:: Exercise material

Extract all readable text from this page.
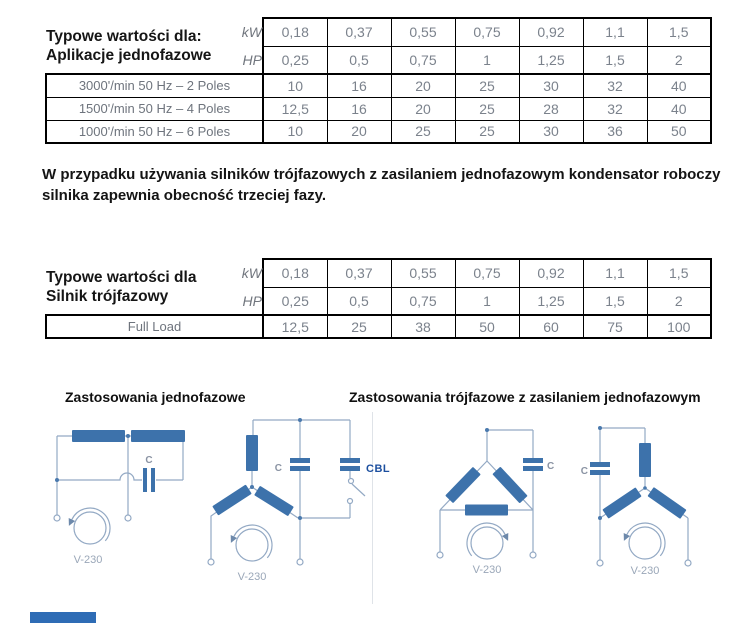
Typowe wartości dla:
Aplikacje jednofazowe	kW	0,18	0,37	0,55	0,75	0,92	1,1	1,5
	HP	0,25	0,5	0,75	1	1,25	1,5	2
3000'/min 50 Hz – 2 Poles		10	16	20	25	30	32	40
1500'/min 50 Hz – 4 Poles		12,5	16	20	25	28	32	40
1000'/min 50 Hz – 6 Poles		10	20	25	25	30	36	50

W przypadku używania silników trójfazowych z zasilaniem jednofazowym kondensator roboczy silnika zapewnia obecność trzeciej fazy.

Typowe wartości dla
Silnik trójfazowy	kW	0,18	0,37	0,55	0,75	0,92	1,1	1,5
	HP	0,25	0,5	0,75	1	1,25	1,5	2
Full Load		12,5	25	38	50	60	75	100
Zastosowania jednofazowe	Zastosowania trójfazowe z zasilaniem jednofazowym
C
V-230
C	CBL
V-230
C
V-230
C
V-230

::::

From the listing above, find the number of lines with the word "jednofazowym" in them. Answer with the number only.

2